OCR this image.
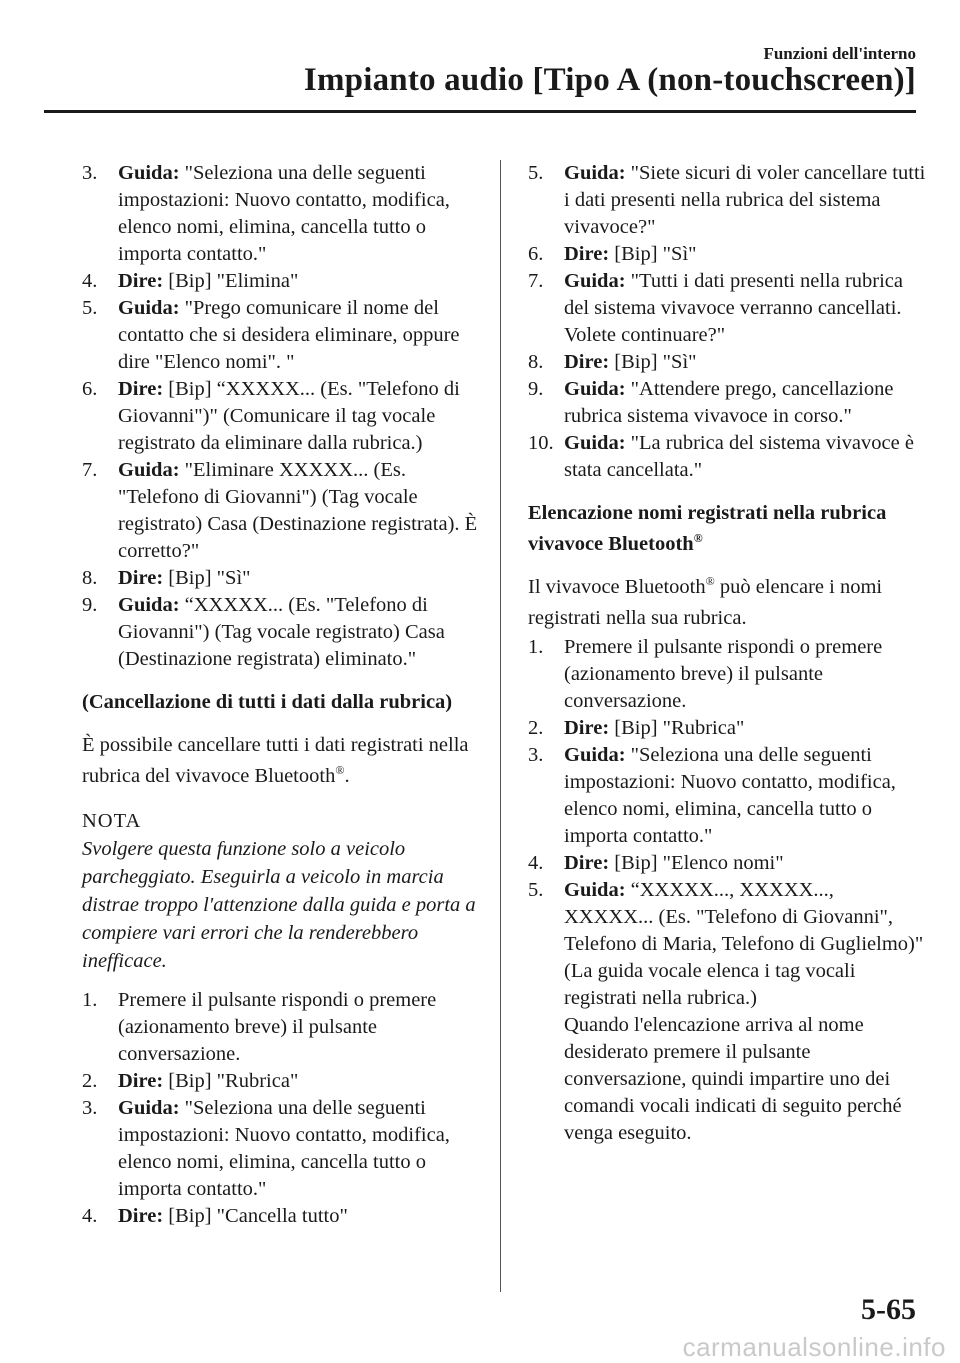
Funzioni dell'interno
Impianto audio [Tipo A (non-touchscreen)]
3.	Guida: "Seleziona una delle seguenti impostazioni: Nuovo contatto, modifica, elenco nomi, elimina, cancella tutto o importa contatto."
4.	Dire: [Bip] "Elimina"
5.	Guida: "Prego comunicare il nome del contatto che si desidera eliminare, oppure dire "Elenco nomi". "
6.	Dire: [Bip] “XXXXX... (Es. "Telefono di Giovanni")" (Comunicare il tag vocale registrato da eliminare dalla rubrica.)
7.	Guida: "Eliminare XXXXX... (Es. "Telefono di Giovanni") (Tag vocale registrato) Casa (Destinazione registrata). È corretto?"
8.	Dire: [Bip] "Sì"
9.	Guida: “XXXXX... (Es. "Telefono di Giovanni") (Tag vocale registrato) Casa (Destinazione registrata) eliminato."
(Cancellazione di tutti i dati dalla rubrica)
È possibile cancellare tutti i dati registrati nella rubrica del vivavoce Bluetooth®.
NOTA
Svolgere questa funzione solo a veicolo parcheggiato. Eseguirla a veicolo in marcia distrae troppo l'attenzione dalla guida e porta a compiere vari errori che la renderebbero inefficace.
1.	Premere il pulsante rispondi o premere (azionamento breve) il pulsante conversazione.
2.	Dire: [Bip] "Rubrica"
3.	Guida: "Seleziona una delle seguenti impostazioni: Nuovo contatto, modifica, elenco nomi, elimina, cancella tutto o importa contatto."
4.	Dire: [Bip] "Cancella tutto"
5.	Guida: "Siete sicuri di voler cancellare tutti i dati presenti nella rubrica del sistema vivavoce?"
6.	Dire: [Bip] "Sì"
7.	Guida: "Tutti i dati presenti nella rubrica del sistema vivavoce verranno cancellati. Volete continuare?"
8.	Dire: [Bip] "Sì"
9.	Guida: "Attendere prego, cancellazione rubrica sistema vivavoce in corso."
10. Guida: "La rubrica del sistema vivavoce è stata cancellata."
Elencazione nomi registrati nella rubrica vivavoce Bluetooth®
Il vivavoce Bluetooth® può elencare i nomi registrati nella sua rubrica.
1.	Premere il pulsante rispondi o premere (azionamento breve) il pulsante conversazione.
2.	Dire: [Bip] "Rubrica"
3.	Guida: "Seleziona una delle seguenti impostazioni: Nuovo contatto, modifica, elenco nomi, elimina, cancella tutto o importa contatto."
4.	Dire: [Bip] "Elenco nomi"
5.	Guida: “XXXXX..., XXXXX..., XXXXX... (Es. "Telefono di Giovanni", Telefono di Maria, Telefono di Guglielmo)" (La guida vocale elenca i tag vocali registrati nella rubrica.)
Quando l'elencazione arriva al nome desiderato premere il pulsante conversazione, quindi impartire uno dei comandi vocali indicati di seguito perché venga eseguito.
5-65
carmanualsonline.info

- Written request: Nothing in the entries should change as you copy them, except that the pictures are left out.

- Worked solution:
OCR this image.
Funzioni dell'interno
Impianto audio [Tipo A (non-touchscreen)]
3.	Guida: "Seleziona una delle seguenti impostazioni: Nuovo contatto, modifica, elenco nomi, elimina, cancella tutto o importa contatto."
4.	Dire: [Bip] "Elimina"
5.	Guida: "Prego comunicare il nome del contatto che si desidera eliminare, oppure dire "Elenco nomi". "
6.	Dire: [Bip] “XXXXX... (Es. "Telefono di Giovanni")" (Comunicare il tag vocale registrato da eliminare dalla rubrica.)
7.	Guida: "Eliminare XXXXX... (Es. "Telefono di Giovanni") (Tag vocale registrato) Casa (Destinazione registrata). È corretto?"
8.	Dire: [Bip] "Sì"
9.	Guida: “XXXXX... (Es. "Telefono di Giovanni") (Tag vocale registrato) Casa (Destinazione registrata) eliminato."
(Cancellazione di tutti i dati dalla rubrica)
È possibile cancellare tutti i dati registrati nella rubrica del vivavoce Bluetooth®.
NOTA
Svolgere questa funzione solo a veicolo parcheggiato. Eseguirla a veicolo in marcia distrae troppo l'attenzione dalla guida e porta a compiere vari errori che la renderebbero inefficace.
1.	Premere il pulsante rispondi o premere (azionamento breve) il pulsante conversazione.
2.	Dire: [Bip] "Rubrica"
3.	Guida: "Seleziona una delle seguenti impostazioni: Nuovo contatto, modifica, elenco nomi, elimina, cancella tutto o importa contatto."
4.	Dire: [Bip] "Cancella tutto"
5.	Guida: "Siete sicuri di voler cancellare tutti i dati presenti nella rubrica del sistema vivavoce?"
6.	Dire: [Bip] "Sì"
7.	Guida: "Tutti i dati presenti nella rubrica del sistema vivavoce verranno cancellati. Volete continuare?"
8.	Dire: [Bip] "Sì"
9.	Guida: "Attendere prego, cancellazione rubrica sistema vivavoce in corso."
10. Guida: "La rubrica del sistema vivavoce è stata cancellata."
Elencazione nomi registrati nella rubrica vivavoce Bluetooth®
Il vivavoce Bluetooth® può elencare i nomi registrati nella sua rubrica.
1.	Premere il pulsante rispondi o premere (azionamento breve) il pulsante conversazione.
2.	Dire: [Bip] "Rubrica"
3.	Guida: "Seleziona una delle seguenti impostazioni: Nuovo contatto, modifica, elenco nomi, elimina, cancella tutto o importa contatto."
4.	Dire: [Bip] "Elenco nomi"
5.	Guida: “XXXXX..., XXXXX..., XXXXX... (Es. "Telefono di Giovanni", Telefono di Maria, Telefono di Guglielmo)" (La guida vocale elenca i tag vocali registrati nella rubrica.)
Quando l'elencazione arriva al nome desiderato premere il pulsante conversazione, quindi impartire uno dei comandi vocali indicati di seguito perché venga eseguito.
5-65
carmanualsonline.info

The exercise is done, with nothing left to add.